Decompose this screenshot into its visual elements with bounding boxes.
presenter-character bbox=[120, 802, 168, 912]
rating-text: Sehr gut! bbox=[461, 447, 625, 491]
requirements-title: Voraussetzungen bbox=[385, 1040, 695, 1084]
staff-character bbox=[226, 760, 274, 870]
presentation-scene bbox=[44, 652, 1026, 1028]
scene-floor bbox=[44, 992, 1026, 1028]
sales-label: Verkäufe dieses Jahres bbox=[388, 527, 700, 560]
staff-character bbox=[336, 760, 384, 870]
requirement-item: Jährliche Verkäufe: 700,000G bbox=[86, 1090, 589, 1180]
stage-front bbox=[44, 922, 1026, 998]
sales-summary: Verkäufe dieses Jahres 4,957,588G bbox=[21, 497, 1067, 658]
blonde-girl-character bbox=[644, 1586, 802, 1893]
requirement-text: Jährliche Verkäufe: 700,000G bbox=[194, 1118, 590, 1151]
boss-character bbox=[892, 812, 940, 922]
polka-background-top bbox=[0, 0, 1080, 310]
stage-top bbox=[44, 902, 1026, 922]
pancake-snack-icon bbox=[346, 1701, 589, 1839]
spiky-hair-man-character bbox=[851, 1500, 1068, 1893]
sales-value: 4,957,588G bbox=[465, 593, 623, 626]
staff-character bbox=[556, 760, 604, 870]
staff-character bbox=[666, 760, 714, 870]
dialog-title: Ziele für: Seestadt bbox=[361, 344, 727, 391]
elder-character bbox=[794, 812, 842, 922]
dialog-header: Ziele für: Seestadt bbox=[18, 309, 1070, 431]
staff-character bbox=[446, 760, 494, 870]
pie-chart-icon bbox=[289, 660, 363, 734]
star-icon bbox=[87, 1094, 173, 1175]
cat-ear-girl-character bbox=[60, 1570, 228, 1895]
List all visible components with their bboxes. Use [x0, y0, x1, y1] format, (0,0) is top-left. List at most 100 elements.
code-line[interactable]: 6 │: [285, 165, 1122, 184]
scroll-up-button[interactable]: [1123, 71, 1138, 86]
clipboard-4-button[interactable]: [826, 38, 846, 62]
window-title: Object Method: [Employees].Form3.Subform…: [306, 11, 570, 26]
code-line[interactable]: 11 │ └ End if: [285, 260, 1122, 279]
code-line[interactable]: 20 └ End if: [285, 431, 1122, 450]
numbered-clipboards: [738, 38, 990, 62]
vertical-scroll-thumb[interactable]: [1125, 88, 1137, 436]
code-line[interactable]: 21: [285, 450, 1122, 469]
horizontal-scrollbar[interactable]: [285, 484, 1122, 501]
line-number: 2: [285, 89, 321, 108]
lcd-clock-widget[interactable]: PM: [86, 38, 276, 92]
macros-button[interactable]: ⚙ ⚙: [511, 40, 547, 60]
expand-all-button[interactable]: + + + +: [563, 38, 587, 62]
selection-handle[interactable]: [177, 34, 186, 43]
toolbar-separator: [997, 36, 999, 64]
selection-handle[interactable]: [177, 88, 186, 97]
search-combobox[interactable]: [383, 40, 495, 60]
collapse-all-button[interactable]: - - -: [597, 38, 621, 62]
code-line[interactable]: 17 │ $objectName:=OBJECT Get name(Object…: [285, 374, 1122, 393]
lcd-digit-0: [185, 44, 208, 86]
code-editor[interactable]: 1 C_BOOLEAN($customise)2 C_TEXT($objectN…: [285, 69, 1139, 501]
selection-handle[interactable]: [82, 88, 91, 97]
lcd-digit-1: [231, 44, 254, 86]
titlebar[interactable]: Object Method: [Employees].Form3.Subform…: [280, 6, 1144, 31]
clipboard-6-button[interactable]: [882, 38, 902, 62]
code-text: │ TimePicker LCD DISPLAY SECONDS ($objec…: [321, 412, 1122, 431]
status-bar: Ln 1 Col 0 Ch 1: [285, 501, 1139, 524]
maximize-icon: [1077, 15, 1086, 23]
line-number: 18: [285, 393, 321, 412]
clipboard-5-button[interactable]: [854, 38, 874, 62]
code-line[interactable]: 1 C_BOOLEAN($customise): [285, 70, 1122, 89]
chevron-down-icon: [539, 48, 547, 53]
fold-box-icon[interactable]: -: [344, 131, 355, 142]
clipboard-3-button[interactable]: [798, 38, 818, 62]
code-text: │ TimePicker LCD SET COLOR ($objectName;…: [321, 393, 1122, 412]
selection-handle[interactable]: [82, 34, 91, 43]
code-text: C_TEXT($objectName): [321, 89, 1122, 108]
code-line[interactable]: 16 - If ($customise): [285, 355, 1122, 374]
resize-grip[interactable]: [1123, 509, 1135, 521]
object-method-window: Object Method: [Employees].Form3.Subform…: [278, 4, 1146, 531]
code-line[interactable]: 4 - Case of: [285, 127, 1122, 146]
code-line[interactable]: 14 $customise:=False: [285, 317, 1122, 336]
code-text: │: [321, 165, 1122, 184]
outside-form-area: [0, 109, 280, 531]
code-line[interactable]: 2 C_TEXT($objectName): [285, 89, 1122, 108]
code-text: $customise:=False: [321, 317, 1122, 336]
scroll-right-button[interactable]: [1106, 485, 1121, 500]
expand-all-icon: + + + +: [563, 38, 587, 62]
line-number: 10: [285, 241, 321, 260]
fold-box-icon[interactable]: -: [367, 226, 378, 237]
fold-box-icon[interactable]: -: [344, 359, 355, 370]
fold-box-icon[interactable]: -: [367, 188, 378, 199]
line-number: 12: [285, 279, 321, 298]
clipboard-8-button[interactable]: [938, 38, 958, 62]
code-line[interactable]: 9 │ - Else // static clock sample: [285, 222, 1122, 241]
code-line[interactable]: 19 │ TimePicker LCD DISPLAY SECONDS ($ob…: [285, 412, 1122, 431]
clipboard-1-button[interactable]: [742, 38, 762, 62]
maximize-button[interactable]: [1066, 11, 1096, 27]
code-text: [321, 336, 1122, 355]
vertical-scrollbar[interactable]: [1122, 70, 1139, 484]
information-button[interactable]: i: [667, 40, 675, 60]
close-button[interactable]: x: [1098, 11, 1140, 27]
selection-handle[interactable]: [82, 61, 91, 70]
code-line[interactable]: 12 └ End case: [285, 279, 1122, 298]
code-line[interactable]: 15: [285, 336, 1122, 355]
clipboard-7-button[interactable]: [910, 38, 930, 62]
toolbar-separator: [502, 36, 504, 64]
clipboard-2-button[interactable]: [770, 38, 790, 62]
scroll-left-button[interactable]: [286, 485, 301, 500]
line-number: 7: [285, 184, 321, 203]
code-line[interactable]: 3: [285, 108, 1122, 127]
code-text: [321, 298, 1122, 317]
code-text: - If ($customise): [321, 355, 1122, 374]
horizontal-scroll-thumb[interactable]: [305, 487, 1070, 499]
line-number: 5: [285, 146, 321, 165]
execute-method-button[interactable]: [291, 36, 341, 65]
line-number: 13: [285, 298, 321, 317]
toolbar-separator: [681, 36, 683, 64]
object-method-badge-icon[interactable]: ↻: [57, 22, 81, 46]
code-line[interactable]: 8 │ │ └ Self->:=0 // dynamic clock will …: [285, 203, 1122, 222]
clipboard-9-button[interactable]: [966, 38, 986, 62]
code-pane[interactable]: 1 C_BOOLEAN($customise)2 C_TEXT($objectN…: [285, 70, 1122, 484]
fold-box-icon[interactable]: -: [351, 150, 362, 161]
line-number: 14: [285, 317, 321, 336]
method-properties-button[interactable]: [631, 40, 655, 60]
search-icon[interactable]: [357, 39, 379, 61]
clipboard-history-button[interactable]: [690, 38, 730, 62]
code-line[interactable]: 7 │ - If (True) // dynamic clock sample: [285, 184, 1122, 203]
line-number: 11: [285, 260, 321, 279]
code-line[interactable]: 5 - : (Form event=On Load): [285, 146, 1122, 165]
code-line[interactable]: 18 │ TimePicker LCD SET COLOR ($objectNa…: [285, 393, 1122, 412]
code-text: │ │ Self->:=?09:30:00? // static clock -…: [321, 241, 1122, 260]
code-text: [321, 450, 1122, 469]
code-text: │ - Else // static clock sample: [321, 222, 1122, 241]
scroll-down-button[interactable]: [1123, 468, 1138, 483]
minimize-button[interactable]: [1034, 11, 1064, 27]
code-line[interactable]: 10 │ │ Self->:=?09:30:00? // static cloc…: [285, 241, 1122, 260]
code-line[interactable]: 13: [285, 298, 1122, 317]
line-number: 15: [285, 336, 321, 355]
··········
Quote everything from the start of the listing down through the line containing "numbered-clipboards: [738, 38, 990, 62]", both ends included.

Decompose this screenshot into its visual elements with bounding boxes.
presenter-character bbox=[120, 802, 168, 912]
rating-text: Sehr gut! bbox=[461, 447, 625, 491]
requirements-title: Voraussetzungen bbox=[385, 1040, 695, 1084]
staff-character bbox=[226, 760, 274, 870]
presentation-scene bbox=[44, 652, 1026, 1028]
scene-floor bbox=[44, 992, 1026, 1028]
sales-label: Verkäufe dieses Jahres bbox=[388, 527, 700, 560]
staff-character bbox=[336, 760, 384, 870]
requirement-item: Jährliche Verkäufe: 700,000G bbox=[86, 1090, 589, 1180]
stage-front bbox=[44, 922, 1026, 998]
sales-summary: Verkäufe dieses Jahres 4,957,588G bbox=[21, 497, 1067, 658]
blonde-girl-character bbox=[644, 1586, 802, 1893]
requirement-text: Jährliche Verkäufe: 700,000G bbox=[194, 1118, 590, 1151]
boss-character bbox=[892, 812, 940, 922]
polka-background-top bbox=[0, 0, 1080, 310]
stage-top bbox=[44, 902, 1026, 922]
pancake-snack-icon bbox=[346, 1701, 589, 1839]
spiky-hair-man-character bbox=[851, 1500, 1068, 1893]
sales-value: 4,957,588G bbox=[465, 593, 623, 626]
staff-character bbox=[556, 760, 604, 870]
staff-character bbox=[666, 760, 714, 870]
dialog-title: Ziele für: Seestadt bbox=[361, 344, 727, 391]
elder-character bbox=[794, 812, 842, 922]
dialog-header: Ziele für: Seestadt bbox=[18, 309, 1070, 431]
staff-character bbox=[446, 760, 494, 870]
pie-chart-icon bbox=[289, 660, 363, 734]
star-icon bbox=[87, 1094, 173, 1175]
cat-ear-girl-character bbox=[60, 1570, 228, 1895]
List all visible components with their bboxes. Use [x0, y0, x1, y1] format, (0,0) is top-left. List at most 100 elements.
code-line[interactable]: 6 │: [285, 165, 1122, 184]
scroll-up-button[interactable]: [1123, 71, 1138, 86]
clipboard-4-button[interactable]: [826, 38, 846, 62]
window-title: Object Method: [Employees].Form3.Subform…: [306, 11, 570, 26]
code-line[interactable]: 11 │ └ End if: [285, 260, 1122, 279]
code-line[interactable]: 20 └ End if: [285, 431, 1122, 450]
numbered-clipboards: [738, 38, 990, 62]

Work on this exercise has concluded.